EXERCISE REQUIREMENTS –
Go through the entries below and retype them exactly, omitting each picture.
____________
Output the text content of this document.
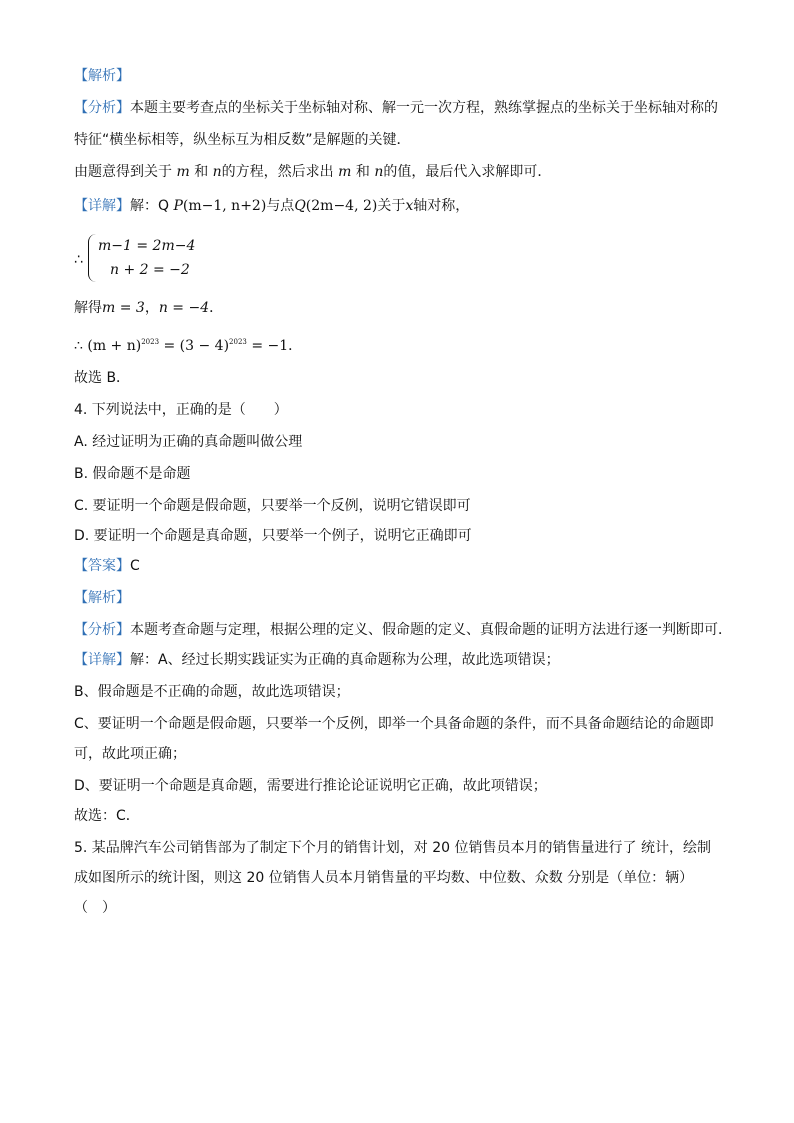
【解析】
【分析】本题主要考查点的坐标关于坐标轴对称、解一元一次方程，熟练掌握点的坐标关于坐标轴对称的
特征“横坐标相等，纵坐标互为相反数”是解题的关键．
由题意得到关于 m 和 n的方程，然后求出 m 和 n的值，最后代入求解即可．
【详解】解：Q P(m−1, n+2)与点Q(2m−4, 2)关于x轴对称，
∴
m−1 = 2m−4
n + 2 = −2
解得m = 3，n = −4．
∴ $(m + n)^{2023} = (3 - 4)^{2023} = -1$．
故选 B．
4. 下列说法中，正确的是（　　）
A. 经过证明为正确的真命题叫做公理
B. 假命题不是命题
C. 要证明一个命题是假命题，只要举一个反例，说明它错误即可
D. 要证明一个命题是真命题，只要举一个例子，说明它正确即可
【答案】C
【解析】
【分析】本题考查命题与定理，根据公理的定义、假命题的定义、真假命题的证明方法进行逐一判断即可．
【详解】解：A、经过长期实践证实为正确的真命题称为公理，故此选项错误；
B、假命题是不正确的命题，故此选项错误；
C、要证明一个命题是假命题，只要举一个反例，即举一个具备命题的条件，而不具备命题结论的命题即
可，故此项正确；
D、要证明一个命题是真命题，需要进行推论论证说明它正确，故此项错误；
故选：C．
5. 某品牌汽车公司销售部为了制定下个月的销售计划，对 20 位销售员本月的销售量进行了 统计，绘制
成如图所示的统计图，则这 20 位销售人员本月销售量的平均数、中位数、众数 分别是（单位：辆）
（　）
____________
WORKED ANSWER –
Output the text content of this document.
【解析】
【分析】本题主要考查点的坐标关于坐标轴对称、解一元一次方程，熟练掌握点的坐标关于坐标轴对称的
特征“横坐标相等，纵坐标互为相反数”是解题的关键．
由题意得到关于 m 和 n的方程，然后求出 m 和 n的值，最后代入求解即可．
【详解】解：Q P(m−1, n+2)与点Q(2m−4, 2)关于x轴对称，
∴
m−1 = 2m−4
n + 2 = −2
解得m = 3，n = −4．
∴ $(m + n)^{2023} = (3 - 4)^{2023} = -1$．
故选 B．
4. 下列说法中，正确的是（　　）
A. 经过证明为正确的真命题叫做公理
B. 假命题不是命题
C. 要证明一个命题是假命题，只要举一个反例，说明它错误即可
D. 要证明一个命题是真命题，只要举一个例子，说明它正确即可
【答案】C
【解析】
【分析】本题考查命题与定理，根据公理的定义、假命题的定义、真假命题的证明方法进行逐一判断即可．
【详解】解：A、经过长期实践证实为正确的真命题称为公理，故此选项错误；
B、假命题是不正确的命题，故此选项错误；
C、要证明一个命题是假命题，只要举一个反例，即举一个具备命题的条件，而不具备命题结论的命题即
可，故此项正确；
D、要证明一个命题是真命题，需要进行推论论证说明它正确，故此项错误；
故选：C．
5. 某品牌汽车公司销售部为了制定下个月的销售计划，对 20 位销售员本月的销售量进行了 统计，绘制
成如图所示的统计图，则这 20 位销售人员本月销售量的平均数、中位数、众数 分别是（单位：辆）
（　）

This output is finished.